- WORK TO DO
Extract each line containing the string "only".

------ PROVIDED INFORMATION ------

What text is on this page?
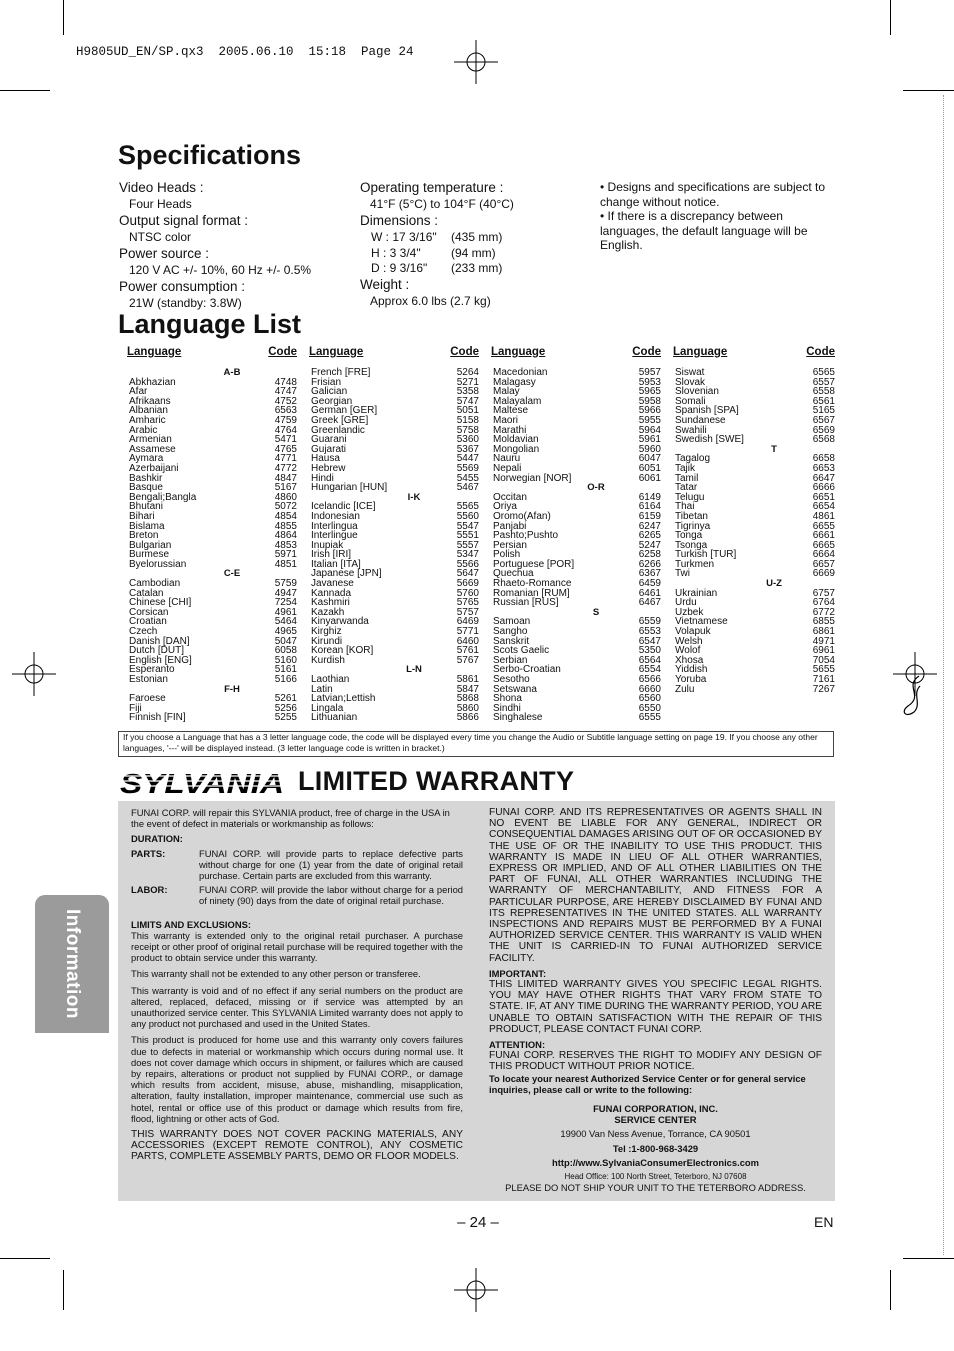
H9805UD_EN/SP.qx3  2005.06.10  15:18  Page 24
Specifications
Video Heads :
Four Heads
Output signal format :
NTSC color
Power source :
120 V AC +/- 10%, 60 Hz +/- 0.5%
Power consumption :
21W (standby: 3.8W)
Operating temperature :
41°F (5°C) to 104°F (40°C)
Dimensions :
W : 17 3/16"	(435 mm)
H : 3 3/4"	(94 mm)
D : 9 3/16"	(233 mm)
Weight :
Approx 6.0 lbs (2.7 kg)
• Designs and specifications are subject to change without notice.
• If there is a discrepancy between languages, the default language will be English.
Language List
Language	Code
A-B
Abkhazian	4748
Afar	4747
Afrikaans	4752
Albanian	6563
Amharic	4759
Arabic	4764
Armenian	5471
Assamese	4765
Aymara	4771
Azerbaijani	4772
Bashkir	4847
Basque	5167
Bengali;Bangla	4860
Bhutani	5072
Bihari	4854
Bislama	4855
Breton	4864
Bulgarian	4853
Burmese	5971
Byelorussian	4851
C-E
Cambodian	5759
Catalan	4947
Chinese [CHI]	7254
Corsican	4961
Croatian	5464
Czech	4965
Danish [DAN]	5047
Dutch [DUT]	6058
English [ENG]	5160
Esperanto	5161
Estonian	5166
F-H
Faroese	5261
Fiji	5256
Finnish [FIN]	5255
Language	Code
French [FRE]	5264
Frisian	5271
Galician	5358
Georgian	5747
German [GER]	5051
Greek [GRE]	5158
Greenlandic	5758
Guarani	5360
Gujarati	5367
Hausa	5447
Hebrew	5569
Hindi	5455
Hungarian [HUN]	5467
I-K
Icelandic [ICE]	5565
Indonesian	5560
Interlingua	5547
Interlingue	5551
Inupiak	5557
Irish [IRI]	5347
Italian [ITA]	5566
Japanese [JPN]	5647
Javanese	5669
Kannada	5760
Kashmiri	5765
Kazakh	5757
Kinyarwanda	6469
Kirghiz	5771
Kirundi	6460
Korean [KOR]	5761
Kurdish	5767
L-N
Laothian	5861
Latin	5847
Latvian;Lettish	5868
Lingala	5860
Lithuanian	5866
Language	Code
Macedonian	5957
Malagasy	5953
Malay	5965
Malayalam	5958
Maltese	5966
Maori	5955
Marathi	5964
Moldavian	5961
Mongolian	5960
Nauru	6047
Nepali	6051
Norwegian [NOR]	6061
O-R
Occitan	6149
Oriya	6164
Oromo(Afan)	6159
Panjabi	6247
Pashto;Pushto	6265
Persian	5247
Polish	6258
Portuguese [POR]	6266
Quechua	6367
Rhaeto-Romance	6459
Romanian [RUM]	6461
Russian [RUS]	6467
S
Samoan	6559
Sangho	6553
Sanskrit	6547
Scots Gaelic	5350
Serbian	6564
Serbo-Croatian	6554
Sesotho	6566
Setswana	6660
Shona	6560
Sindhi	6550
Singhalese	6555
Language	Code
Siswat	6565
Slovak	6557
Slovenian	6558
Somali	6561
Spanish [SPA]	5165
Sundanese	6567
Swahili	6569
Swedish [SWE]	6568
T
Tagalog	6658
Tajik	6653
Tamil	6647
Tatar	6666
Telugu	6651
Thai	6654
Tibetan	4861
Tigrinya	6655
Tonga	6661
Tsonga	6665
Turkish [TUR]	6664
Turkmen	6657
Twi	6669
U-Z
Ukrainian	6757
Urdu	6764
Uzbek	6772
Vietnamese	6855
Volapuk	6861
Welsh	4971
Wolof	6961
Xhosa	7054
Yiddish	5655
Yoruba	7161
Zulu	7267
If you choose a Language that has a 3 letter language code, the code will be displayed every time you change the Audio or Subtitle language setting on page 19. If you choose any other languages, '---' will be displayed instead. (3 letter language code is written in bracket.)
SYLVANIA LIMITED WARRANTY
FUNAI CORP. will repair this SYLVANIA product, free of charge in the USA in the event of defect in materials or workmanship as follows:
DURATION:
PARTS:	FUNAI CORP. will provide parts to replace defective parts without charge for one (1) year from the date of original retail purchase. Certain parts are excluded from this warranty.
LABOR:	FUNAI CORP. will provide the labor without charge for a period of ninety (90) days from the date of original retail purchase.
LIMITS AND EXCLUSIONS:
This warranty is extended only to the original retail purchaser. A purchase receipt or other proof of original retail purchase will be required together with the product to obtain service under this warranty.
This warranty shall not be extended to any other person or transferee.
This warranty is void and of no effect if any serial numbers on the product are altered, replaced, defaced, missing or if service was attempted by an unauthorized service center. This SYLVANIA Limited warranty does not apply to any product not purchased and used in the United States.
This product is produced for home use and this warranty only covers failures due to defects in material or workmanship which occurs during normal use. It does not cover damage which occurs in shipment, or failures which are caused by repairs, alterations or product not supplied by FUNAI CORP., or damage which results from accident, misuse, abuse, mishandling, misapplication, alteration, faulty installation, improper maintenance, commercial use such as hotel, rental or office use of this product or damage which results from fire, flood, lightning or other acts of God.
THIS WARRANTY DOES NOT COVER PACKING MATERIALS, ANY ACCESSORIES (EXCEPT REMOTE CONTROL), ANY COSMETIC PARTS, COMPLETE ASSEMBLY PARTS, DEMO OR FLOOR MODELS.
FUNAI CORP. AND ITS REPRESENTATIVES OR AGENTS SHALL IN NO EVENT BE LIABLE FOR ANY GENERAL, INDIRECT OR CONSEQUENTIAL DAMAGES ARISING OUT OF OR OCCASIONED BY THE USE OF OR THE INABILITY TO USE THIS PRODUCT. THIS WARRANTY IS MADE IN LIEU OF ALL OTHER WARRANTIES, EXPRESS OR IMPLIED, AND OF ALL OTHER LIABILITIES ON THE PART OF FUNAI, ALL OTHER WARRANTIES INCLUDING THE WARRANTY OF MERCHANTABILITY, AND FITNESS FOR A PARTICULAR PURPOSE, ARE HEREBY DISCLAIMED BY FUNAI AND ITS REPRESENTATIVES IN THE UNITED STATES. ALL WARRANTY INSPECTIONS AND REPAIRS MUST BE PERFORMED BY A FUNAI AUTHORIZED SERVICE CENTER. THIS WARRANTY IS VALID WHEN THE UNIT IS CARRIED-IN TO FUNAI AUTHORIZED SERVICE FACILITY.
IMPORTANT:
THIS LIMITED WARRANTY GIVES YOU SPECIFIC LEGAL RIGHTS. YOU MAY HAVE OTHER RIGHTS THAT VARY FROM STATE TO STATE. IF, AT ANY TIME DURING THE WARRANTY PERIOD, YOU ARE UNABLE TO OBTAIN SATISFACTION WITH THE REPAIR OF THIS PRODUCT, PLEASE CONTACT FUNAI CORP.
ATTENTION:
FUNAI CORP. RESERVES THE RIGHT TO MODIFY ANY DESIGN OF THIS PRODUCT WITHOUT PRIOR NOTICE.
To locate your nearest Authorized Service Center or for general service inquiries, please call or write to the following:
FUNAI CORPORATION, INC.
SERVICE CENTER
19900 Van Ness Avenue, Torrance, CA 90501
Tel :1-800-968-3429
http://www.SylvaniaConsumerElectronics.com
Head Office: 100 North Street, Teterboro, NJ 07608
PLEASE DO NOT SHIP YOUR UNIT TO THE TETERBORO ADDRESS.
Information
– 24 –	EN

------

- WORKED ANSWER
This warranty is extended only to the original retail purchaser. A purchase receipt or other proof of original retail purchase will be required together with the product to obtain service under this warranty.
This product is produced for home use and this warranty only covers failures due to defects in material or workmanship which occurs during normal use. It does not cover damage which occurs in shipment, or failures which are caused by repairs, alterations or product not supplied by FUNAI CORP., or damage which results from accident, misuse, abuse, mishandling, misapplication, alteration, faulty installation, improper maintenance, commercial use such as hotel, rental or office use of this product or damage which results from fire, flood, lightning or other acts of God.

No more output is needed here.